Deixamos os arredores da capital egípcia.
Aladino desliga o aparelho que limitava a velocidade do jipe. Em jeito de magia inesperada das Arábias, liberta-nos para uma viagem pelo Deserto Branco por certo menos segura, mas cumprida num tempo genial. O prodígio cedo se prova imperfeito.
Passada a cidade de 6 de Outubro, já bem a sério no Deserto Branco, o dispositivo dá de si e inaugura um tilintar irritante de alarme que se repetiria ao longo de toda a viagem.
Um pouco antes do meio-dia, aproximamo-nos de uma estação de serviço perdida na vastidão arenosa. Ayman, o guia, avisa-nos que vamos parar para esticar as pernas. Juntamo-nos a uma pequena multidão de outros condutores e de passageiros de autocarros.
Bebericamos chá e café ferventes sem grandes pressas. Ayman abrevia o seu chá e retira-se.
Ao sairmos do estabelecimento para aguardarmos lá fora o regresso à estrada, reparamos que tinha entrado numa sala de orações.
Quando espreitamos, Ayman fazia parte de uma comunidade masculina casual que partilhava um mesmo manto de retalhos atapetado, a direcção de Meca e prostrações alternadas movidas por uma fé inquestionada em Alá a que, tudo assim indicava, não se entregava Aladino.
O crente tarda o que tarda. Dez minutos depois, junta-se a nós. Cada qual revigorado à sua maneira, o duo de cicerones anuncia-nos a segunda metade do trajecto:
“Vamos a isto! Daqui em diante, o deserto vai ficar bem mais deserto.”
El-Bahariya: o primeiro dos grandes oásis
Duas horas adicionais a voarmos baixinho Saaara adentro, chegamos a um dos seus raros e sempre surpreendentes oásis, o de El-Bahariya. Em pleno mês de Dezembro, a temperatura pouco passa dos 20ºC.
Não vemos vivalma estrangeira que seja no Hotel Panorama em que damos entrada, como não se exibia também o cenário desafogado prometido pelo estabelecimento. Instalamo-nos. Descemos logo em seguida e partilhamos um almoço rápido com o duo de cicerones.
Em seguida, o proprietário faz questão de nos mostrar e a Ayman os encantos de El-Bahariya. Sem objeções, enfiamo-nos os três noutro jipe e saímos à descoberta.
Estávamos longe de pensar que, mesmo enquanto oásis que era, o lugar se pudesse revelar tão luxuriante. E, no entanto, o que desvendamos já a 370 km do Cairo é uma incrível excepção da paisagem desolada e rochosa que nos cercava.
El-Bahariya começa por ser uma depressão com 90km por 40 km, envolta de montanhas comedidas e que atrai boa parte da água só na aparência inexistente. Nas suas áreas mais profundas, um palmeiral denso de tamareiras carregadas de frutos desponta do solo.
Irrigam-no nascentes e veios de água, uns subterrâneos, outros que fluem à superfície por riachos e canais que os camponeses daquelas partes manipulam numa rede complexa de pequenos diques, abertos e fechados com uma ou duas pedras ou três ou quatro sacholas de terra.

— Dados fornecidos —
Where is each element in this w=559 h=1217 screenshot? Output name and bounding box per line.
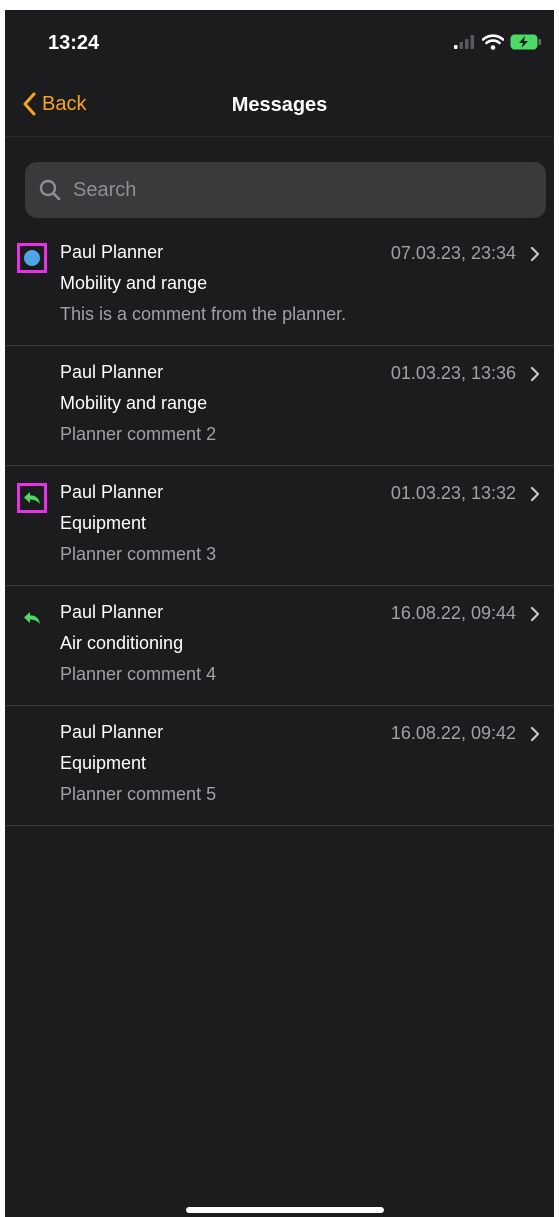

— Exercício proposto 1 —
De acordo com a página, a que distância do Cairo se encontra El-Bahariya?
— Exercício proposto 2 —
Transcreva fielmente o trecho da página, começando em "Bebericamos chá e" e seguindo até "se entregava Aladino.", inclusive.
A listagem não tem qualquer papel no que aqui se pede.

— Resposta à tarefa 1 —
A 370 km do Cairo.

— Resposta à tarefa 2 —
Bebericamos chá e café ferventes sem grandes pressas. Ayman abrevia o seu chá e retira-se.
Ao sairmos do estabelecimento para aguardarmos lá fora o regresso à estrada, reparamos que tinha entrado numa sala de orações.
Quando espreitamos, Ayman fazia parte de uma comunidade masculina casual que partilhava um mesmo manto de retalhos atapetado, a direcção de Meca e prostrações alternadas movidas por uma fé inquestionada em Alá a que, tudo assim indicava, não se entregava Aladino.